━━━ Dataset content

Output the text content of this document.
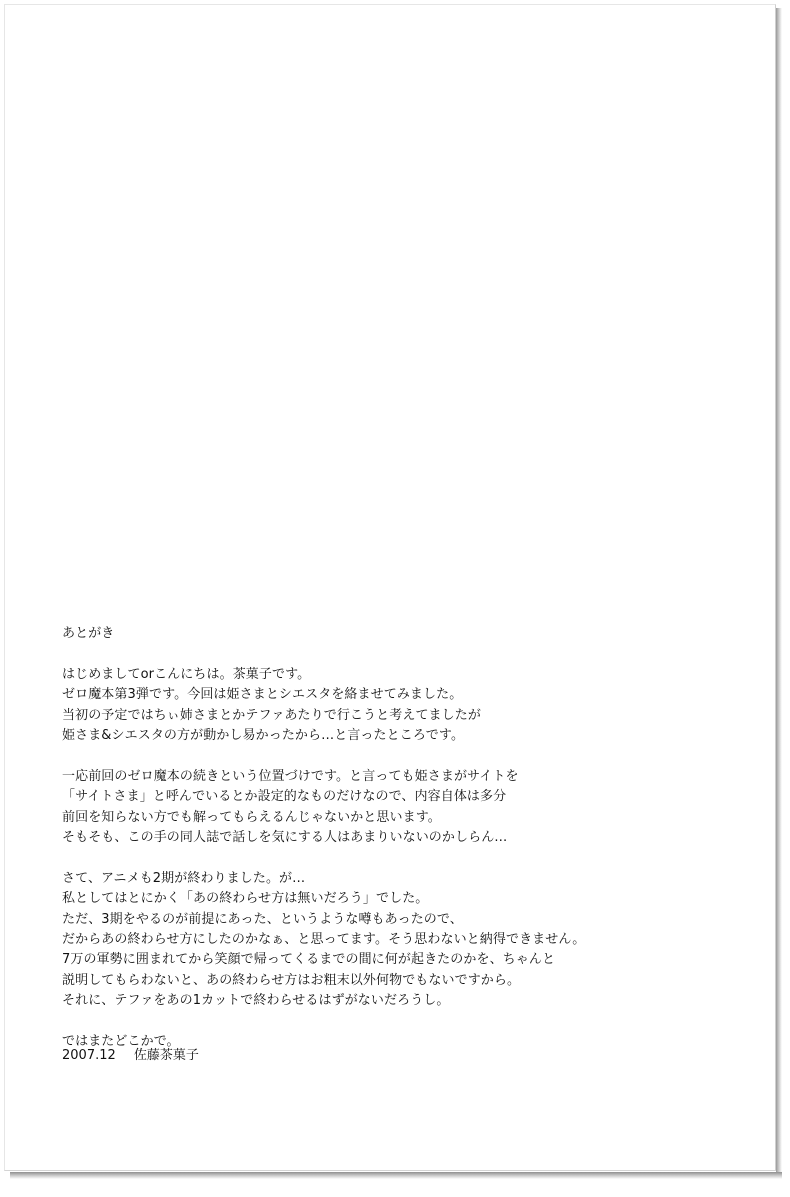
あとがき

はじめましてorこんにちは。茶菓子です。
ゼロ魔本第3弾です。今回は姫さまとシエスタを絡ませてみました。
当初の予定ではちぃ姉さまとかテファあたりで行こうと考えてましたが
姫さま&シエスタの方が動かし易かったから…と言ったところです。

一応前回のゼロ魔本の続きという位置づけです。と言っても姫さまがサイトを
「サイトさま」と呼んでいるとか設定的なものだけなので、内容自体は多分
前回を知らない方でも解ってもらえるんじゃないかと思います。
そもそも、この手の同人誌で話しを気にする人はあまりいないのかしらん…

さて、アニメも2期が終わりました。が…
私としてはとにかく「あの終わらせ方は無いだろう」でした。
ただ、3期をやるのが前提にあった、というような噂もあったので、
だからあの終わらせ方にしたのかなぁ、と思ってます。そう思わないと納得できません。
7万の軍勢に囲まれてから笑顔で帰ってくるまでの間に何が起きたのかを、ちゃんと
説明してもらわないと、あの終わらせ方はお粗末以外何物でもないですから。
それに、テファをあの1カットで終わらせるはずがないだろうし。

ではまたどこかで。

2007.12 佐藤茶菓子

━━━━━━
━━━ Dataset content

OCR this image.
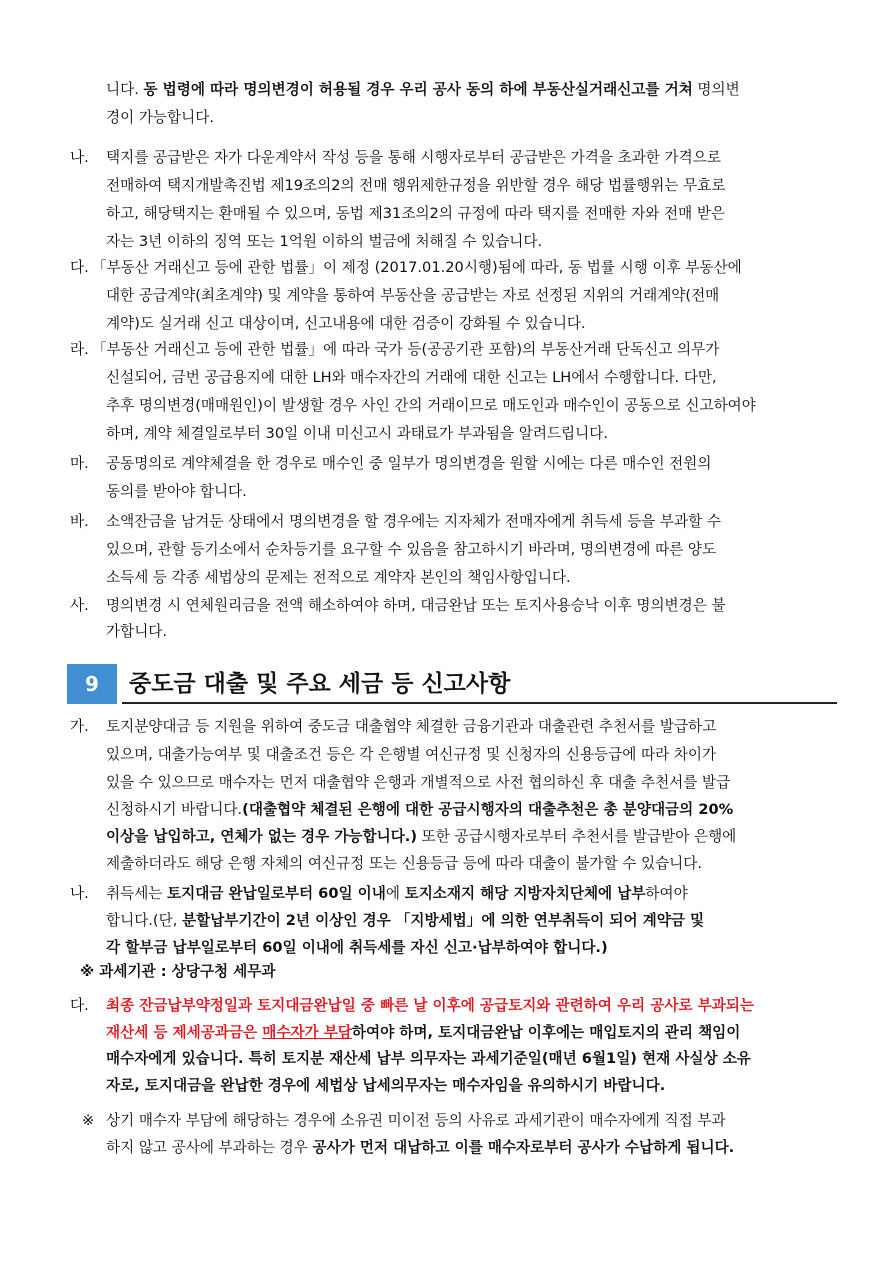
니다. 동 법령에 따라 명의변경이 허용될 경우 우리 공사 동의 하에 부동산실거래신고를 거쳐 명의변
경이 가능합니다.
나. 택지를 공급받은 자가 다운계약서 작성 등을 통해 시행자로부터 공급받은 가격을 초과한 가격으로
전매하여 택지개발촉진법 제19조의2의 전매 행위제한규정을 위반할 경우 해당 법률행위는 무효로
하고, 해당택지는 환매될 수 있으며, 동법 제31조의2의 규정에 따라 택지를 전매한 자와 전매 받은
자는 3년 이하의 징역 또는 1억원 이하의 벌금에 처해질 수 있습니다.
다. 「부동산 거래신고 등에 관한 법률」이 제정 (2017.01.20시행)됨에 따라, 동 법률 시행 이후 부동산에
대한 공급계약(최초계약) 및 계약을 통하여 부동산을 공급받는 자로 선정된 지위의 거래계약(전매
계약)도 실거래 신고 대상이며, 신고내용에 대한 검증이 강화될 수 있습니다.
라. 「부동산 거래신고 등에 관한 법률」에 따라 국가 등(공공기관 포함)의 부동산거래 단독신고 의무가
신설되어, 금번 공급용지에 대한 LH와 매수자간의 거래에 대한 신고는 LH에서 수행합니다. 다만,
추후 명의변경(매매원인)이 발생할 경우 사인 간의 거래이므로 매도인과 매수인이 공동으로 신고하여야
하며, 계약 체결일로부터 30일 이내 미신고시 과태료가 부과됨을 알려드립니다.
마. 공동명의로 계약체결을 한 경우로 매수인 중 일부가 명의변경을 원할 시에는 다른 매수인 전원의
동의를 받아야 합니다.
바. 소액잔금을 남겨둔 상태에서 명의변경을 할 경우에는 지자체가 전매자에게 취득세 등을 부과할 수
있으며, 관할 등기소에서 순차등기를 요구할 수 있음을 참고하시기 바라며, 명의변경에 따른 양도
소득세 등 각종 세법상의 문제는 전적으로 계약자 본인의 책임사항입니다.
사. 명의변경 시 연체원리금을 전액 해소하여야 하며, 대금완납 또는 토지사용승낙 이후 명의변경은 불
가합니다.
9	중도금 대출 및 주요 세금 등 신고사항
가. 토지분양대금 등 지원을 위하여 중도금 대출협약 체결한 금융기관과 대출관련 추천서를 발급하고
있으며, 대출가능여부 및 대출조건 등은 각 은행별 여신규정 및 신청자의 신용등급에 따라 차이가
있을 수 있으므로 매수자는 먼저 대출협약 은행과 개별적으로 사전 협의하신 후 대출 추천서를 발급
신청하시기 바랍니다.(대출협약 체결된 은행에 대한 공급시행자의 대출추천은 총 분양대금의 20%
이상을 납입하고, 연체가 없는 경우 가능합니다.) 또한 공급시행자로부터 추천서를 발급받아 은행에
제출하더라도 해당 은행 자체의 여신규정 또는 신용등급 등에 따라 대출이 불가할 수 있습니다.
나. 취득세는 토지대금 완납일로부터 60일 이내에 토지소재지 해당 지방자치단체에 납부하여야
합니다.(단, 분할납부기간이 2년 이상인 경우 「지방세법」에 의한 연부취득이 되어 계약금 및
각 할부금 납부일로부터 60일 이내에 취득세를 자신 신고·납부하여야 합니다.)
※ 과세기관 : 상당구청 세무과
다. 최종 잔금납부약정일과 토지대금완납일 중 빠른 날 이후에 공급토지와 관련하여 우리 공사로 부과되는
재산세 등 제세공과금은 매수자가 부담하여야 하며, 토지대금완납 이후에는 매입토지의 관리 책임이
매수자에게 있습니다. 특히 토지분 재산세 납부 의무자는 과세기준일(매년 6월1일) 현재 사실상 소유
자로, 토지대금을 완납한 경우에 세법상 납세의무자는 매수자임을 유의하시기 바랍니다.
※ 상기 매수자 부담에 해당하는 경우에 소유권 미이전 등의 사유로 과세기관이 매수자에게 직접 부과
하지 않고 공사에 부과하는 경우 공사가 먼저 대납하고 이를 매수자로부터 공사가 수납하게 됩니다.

━━━━━━

> _What to do_:
Every line of the listing that holds "명의변경을" should be found and copied.

> _Finished task_:
마. 공동명의로 계약체결을 한 경우로 매수인 중 일부가 명의변경을 원할 시에는 다른 매수인 전원의
바. 소액잔금을 남겨둔 상태에서 명의변경을 할 경우에는 지자체가 전매자에게 취득세 등을 부과할 수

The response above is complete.